■ Information shown

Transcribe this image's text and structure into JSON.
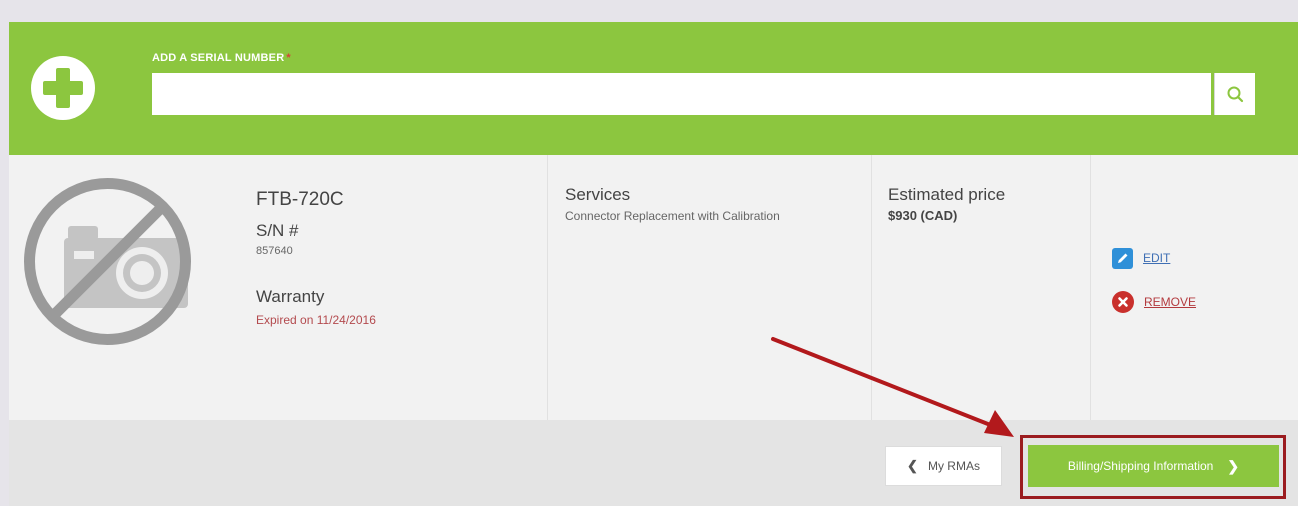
{
  "serial": {
    "label": "ADD A SERIAL NUMBER",
    "required_marker": "*",
    "value": "",
    "placeholder": ""
  },
  "product": {
    "model": "FTB-720C",
    "sn_label": "S/N #",
    "sn_value": "857640",
    "warranty_label": "Warranty",
    "warranty_value": "Expired on 11/24/2016"
  },
  "services": {
    "label": "Services",
    "value": "Connector Replacement with Calibration"
  },
  "price": {
    "label": "Estimated price",
    "value": "$930 (CAD)"
  },
  "actions": {
    "edit_label": "EDIT",
    "remove_label": "REMOVE"
  },
  "footer": {
    "back_label": "My RMAs",
    "next_label": "Billing/Shipping Information"
  },
  "colors": {
    "brand_green": "#8cc63f",
    "warning_red": "#b34a4e",
    "link_blue": "#3f6fb4",
    "annotation_red": "#9b1c1f"
  },
  "icons": {
    "add": "plus-circle-icon",
    "search": "search-icon",
    "no_photo": "no-photo-icon",
    "edit": "pencil-icon",
    "remove": "close-circle-icon",
    "back": "chevron-left-icon",
    "next": "chevron-right-icon"
  }
}
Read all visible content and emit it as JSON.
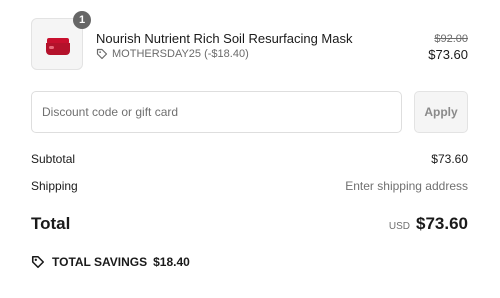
{
  "cart_item": {
    "quantity": "1",
    "name": "Nourish Nutrient Rich Soil Resurfacing Mask",
    "discount_label": "MOTHERSDAY25 (-$18.40)",
    "original_price": "$92.00",
    "price": "$73.60",
    "thumbnail_icon": "product-jar-icon",
    "discount_icon": "tag-icon"
  },
  "discount_form": {
    "placeholder": "Discount code or gift card",
    "value": "",
    "apply_label": "Apply"
  },
  "summary": {
    "subtotal_label": "Subtotal",
    "subtotal_value": "$73.60",
    "shipping_label": "Shipping",
    "shipping_value": "Enter shipping address",
    "total_label": "Total",
    "total_currency": "USD",
    "total_value": "$73.60"
  },
  "savings": {
    "label": "TOTAL SAVINGS",
    "amount": "$18.40",
    "icon": "tag-icon"
  },
  "colors": {
    "badge": "#666666",
    "product_red": "#c8102e",
    "muted_text": "#707070"
  }
}
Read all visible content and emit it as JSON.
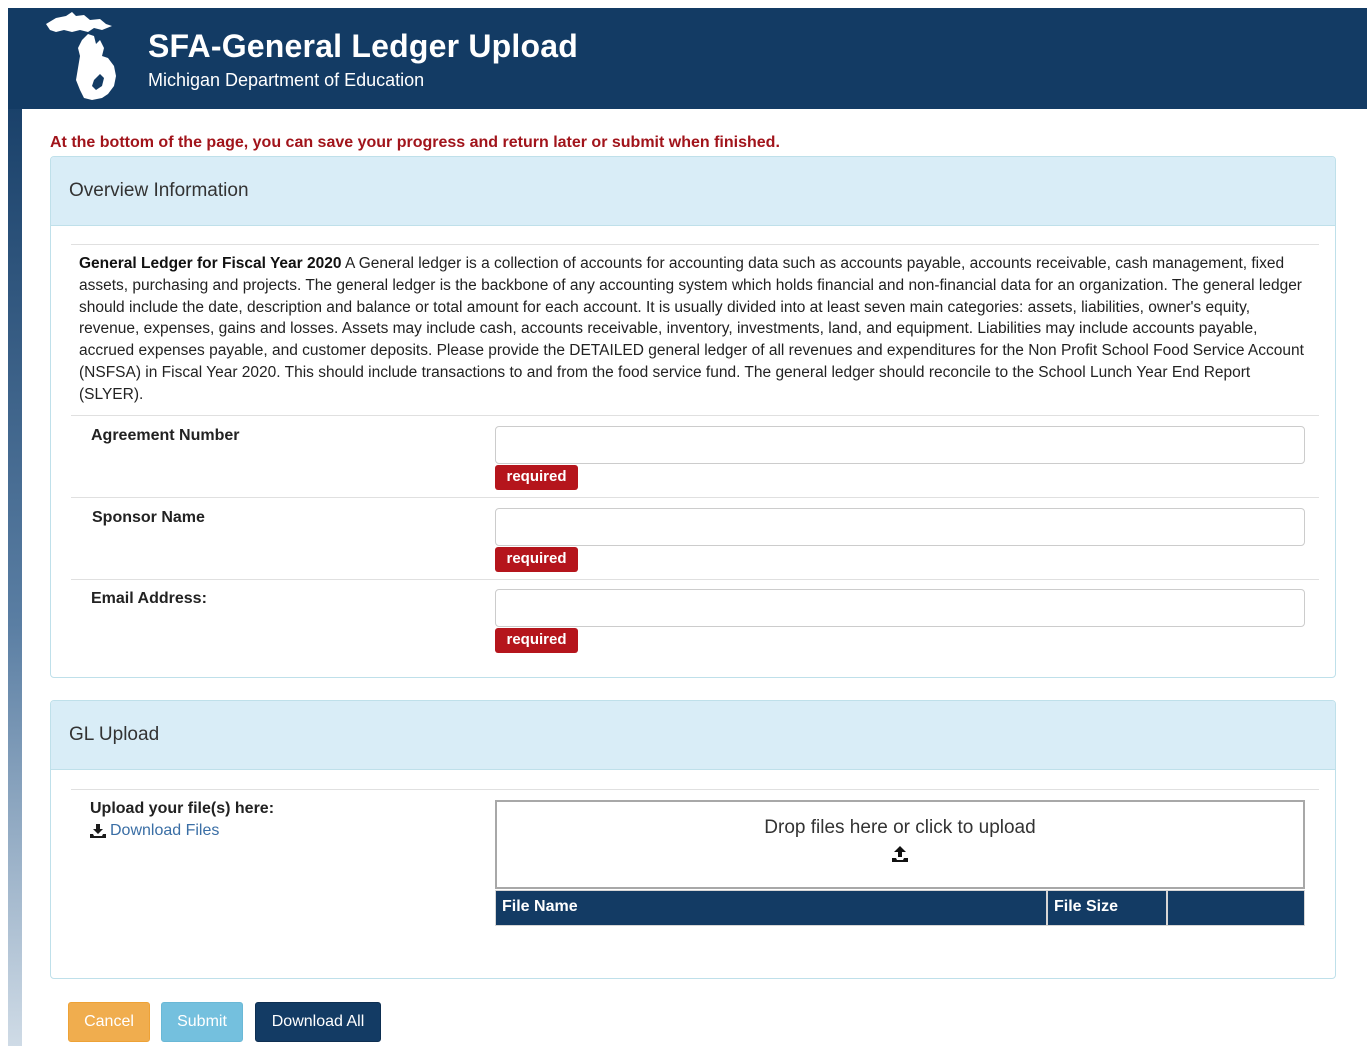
{
  "header": {
    "title": "SFA-General Ledger Upload",
    "subtitle": "Michigan Department of Education",
    "logo_icon": "michigan-state-logo-icon"
  },
  "notice": "At the bottom of the page, you can save your progress and return later or submit when finished.",
  "overview": {
    "heading": "Overview Information",
    "desc_bold": "General Ledger for Fiscal Year 2020",
    "desc_text": " A General ledger is a collection of accounts for accounting data such as accounts payable, accounts receivable, cash management, fixed assets, purchasing and projects. The general ledger is the backbone of any accounting system which holds financial and non-financial data for an organization. The general ledger should include the date, description and balance or total amount for each account. It is usually divided into at least seven main categories: assets, liabilities, owner's equity, revenue, expenses, gains and losses. Assets may include cash, accounts receivable, inventory, investments, land, and equipment. Liabilities may include accounts payable, accrued expenses payable, and customer deposits. Please provide the DETAILED general ledger of all revenues and expenditures for the Non Profit School Food Service Account (NSFSA) in Fiscal Year 2020. This should include transactions to and from the food service fund. The general ledger should reconcile to the School Lunch Year End Report (SLYER).",
    "fields": [
      {
        "label": "Agreement Number",
        "value": "",
        "badge": "required"
      },
      {
        "label": "Sponsor Name",
        "value": "",
        "badge": "required"
      },
      {
        "label": "Email Address:",
        "value": "",
        "badge": "required"
      }
    ]
  },
  "gl_upload": {
    "heading": "GL Upload",
    "label": "Upload your file(s) here:",
    "download_link": "Download Files",
    "download_icon": "download-icon",
    "dropzone_text": "Drop files here or click to upload",
    "dropzone_icon": "upload-icon",
    "table_headers": [
      "File Name",
      "File Size",
      ""
    ]
  },
  "buttons": {
    "cancel": "Cancel",
    "submit": "Submit",
    "download_all": "Download All"
  },
  "colors": {
    "header_bg": "#133b64",
    "notice_text": "#a1141b",
    "panel_heading_bg": "#d9edf7",
    "required_badge": "#b5151c",
    "cancel_button": "#f0ad4e",
    "submit_button": "#74c0de",
    "download_button": "#133b64"
  }
}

■ Written problem
Scan the entries above. Copy each line that has the string "placeholder".

■ Complete answer
    "placeholder": ""
    "placeholder": "Discount code or gift card",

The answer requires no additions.